Gather every line below where "name" appears.

### LISTED RECORDS ###

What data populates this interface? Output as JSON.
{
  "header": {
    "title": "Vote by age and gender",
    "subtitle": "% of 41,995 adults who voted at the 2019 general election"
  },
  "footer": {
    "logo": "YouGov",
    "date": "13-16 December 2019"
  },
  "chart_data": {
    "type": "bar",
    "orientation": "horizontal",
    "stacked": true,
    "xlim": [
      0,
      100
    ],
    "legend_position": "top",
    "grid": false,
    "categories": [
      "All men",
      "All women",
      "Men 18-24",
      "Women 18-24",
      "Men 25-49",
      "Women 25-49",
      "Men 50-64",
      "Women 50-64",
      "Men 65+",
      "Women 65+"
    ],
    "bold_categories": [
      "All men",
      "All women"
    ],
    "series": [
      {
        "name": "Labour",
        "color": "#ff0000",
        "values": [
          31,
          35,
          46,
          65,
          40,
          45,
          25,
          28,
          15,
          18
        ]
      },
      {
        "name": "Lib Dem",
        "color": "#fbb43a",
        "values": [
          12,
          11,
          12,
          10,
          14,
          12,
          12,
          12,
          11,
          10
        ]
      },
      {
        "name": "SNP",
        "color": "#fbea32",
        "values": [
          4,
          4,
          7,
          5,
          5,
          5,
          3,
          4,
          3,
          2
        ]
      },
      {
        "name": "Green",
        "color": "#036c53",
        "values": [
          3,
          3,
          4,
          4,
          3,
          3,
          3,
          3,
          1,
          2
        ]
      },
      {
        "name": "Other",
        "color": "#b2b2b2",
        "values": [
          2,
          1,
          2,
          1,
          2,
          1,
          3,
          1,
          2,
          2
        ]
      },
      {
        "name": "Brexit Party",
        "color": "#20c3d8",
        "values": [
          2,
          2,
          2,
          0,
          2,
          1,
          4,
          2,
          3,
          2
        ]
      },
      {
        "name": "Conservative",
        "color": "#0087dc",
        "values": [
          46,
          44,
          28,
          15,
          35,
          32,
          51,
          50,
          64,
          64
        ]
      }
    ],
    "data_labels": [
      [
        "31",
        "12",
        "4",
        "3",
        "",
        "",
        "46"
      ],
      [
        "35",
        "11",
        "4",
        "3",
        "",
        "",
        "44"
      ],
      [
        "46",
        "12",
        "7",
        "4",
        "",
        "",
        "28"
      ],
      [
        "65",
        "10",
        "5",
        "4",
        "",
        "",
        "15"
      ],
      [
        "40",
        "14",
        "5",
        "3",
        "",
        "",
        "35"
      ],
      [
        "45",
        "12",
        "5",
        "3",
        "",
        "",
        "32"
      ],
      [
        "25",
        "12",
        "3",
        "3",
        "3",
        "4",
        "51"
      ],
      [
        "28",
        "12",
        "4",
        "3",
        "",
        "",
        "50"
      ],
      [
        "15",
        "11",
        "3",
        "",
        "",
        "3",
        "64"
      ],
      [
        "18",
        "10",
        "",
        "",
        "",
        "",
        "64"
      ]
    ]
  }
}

###

* **ANSWER TO THE TASK**:
        "name": "Labour",
        "name": "Lib Dem",
        "name": "SNP",
        "name": "Green",
        "name": "Other",
        "name": "Brexit Party",
        "name": "Conservative",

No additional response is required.